Excerpted records ->
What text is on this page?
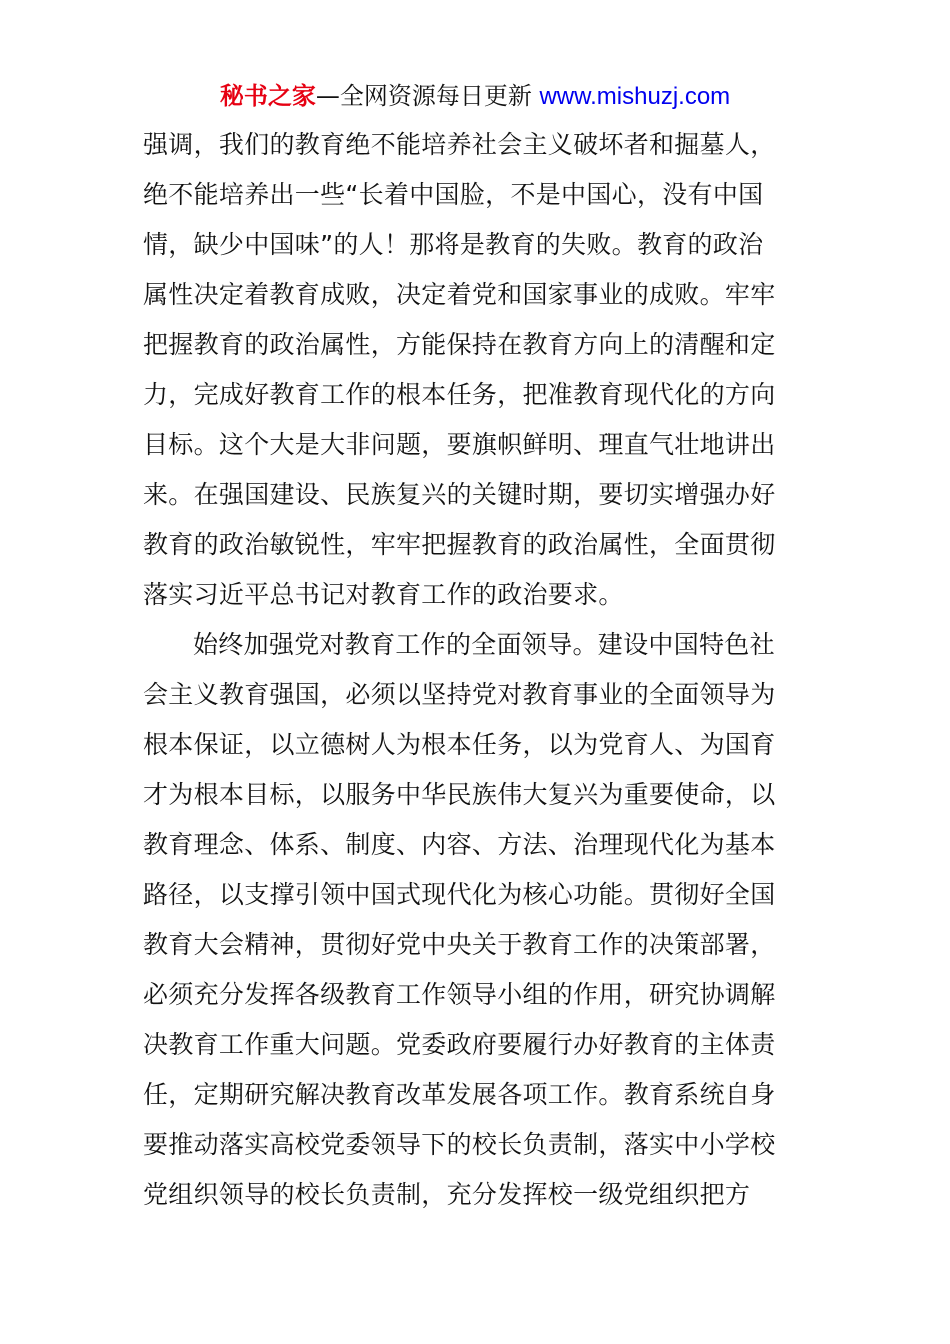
秘书之家—全网资源每日更新 www.mishuzj.com
强调，我们的教育绝不能培养社会主义破坏者和掘墓人，
绝不能培养出一些“长着中国脸，不是中国心，没有中国
情，缺少中国味”的人！那将是教育的失败。教育的政治
属性决定着教育成败，决定着党和国家事业的成败。牢牢
把握教育的政治属性，方能保持在教育方向上的清醒和定
力，完成好教育工作的根本任务，把准教育现代化的方向
目标。这个大是大非问题，要旗帜鲜明、理直气壮地讲出
来。在强国建设、民族复兴的关键时期，要切实增强办好
教育的政治敏锐性，牢牢把握教育的政治属性，全面贯彻
落实习近平总书记对教育工作的政治要求。
始终加强党对教育工作的全面领导。建设中国特色社
会主义教育强国，必须以坚持党对教育事业的全面领导为
根本保证，以立德树人为根本任务，以为党育人、为国育
才为根本目标，以服务中华民族伟大复兴为重要使命，以
教育理念、体系、制度、内容、方法、治理现代化为基本
路径，以支撑引领中国式现代化为核心功能。贯彻好全国
教育大会精神，贯彻好党中央关于教育工作的决策部署，
必须充分发挥各级教育工作领导小组的作用，研究协调解
决教育工作重大问题。党委政府要履行办好教育的主体责
任，定期研究解决教育改革发展各项工作。教育系统自身
要推动落实高校党委领导下的校长负责制，落实中小学校
党组织领导的校长负责制，充分发挥校一级党组织把方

The exercise -> Reproduce every line precisely as given, omitting all pictures.

Written answer ->
What text is on this page?
秘书之家—全网资源每日更新 www.mishuzj.com
强调，我们的教育绝不能培养社会主义破坏者和掘墓人，
绝不能培养出一些“长着中国脸，不是中国心，没有中国
情，缺少中国味”的人！那将是教育的失败。教育的政治
属性决定着教育成败，决定着党和国家事业的成败。牢牢
把握教育的政治属性，方能保持在教育方向上的清醒和定
力，完成好教育工作的根本任务，把准教育现代化的方向
目标。这个大是大非问题，要旗帜鲜明、理直气壮地讲出
来。在强国建设、民族复兴的关键时期，要切实增强办好
教育的政治敏锐性，牢牢把握教育的政治属性，全面贯彻
落实习近平总书记对教育工作的政治要求。
始终加强党对教育工作的全面领导。建设中国特色社
会主义教育强国，必须以坚持党对教育事业的全面领导为
根本保证，以立德树人为根本任务，以为党育人、为国育
才为根本目标，以服务中华民族伟大复兴为重要使命，以
教育理念、体系、制度、内容、方法、治理现代化为基本
路径，以支撑引领中国式现代化为核心功能。贯彻好全国
教育大会精神，贯彻好党中央关于教育工作的决策部署，
必须充分发挥各级教育工作领导小组的作用，研究协调解
决教育工作重大问题。党委政府要履行办好教育的主体责
任，定期研究解决教育改革发展各项工作。教育系统自身
要推动落实高校党委领导下的校长负责制，落实中小学校
党组织领导的校长负责制，充分发挥校一级党组织把方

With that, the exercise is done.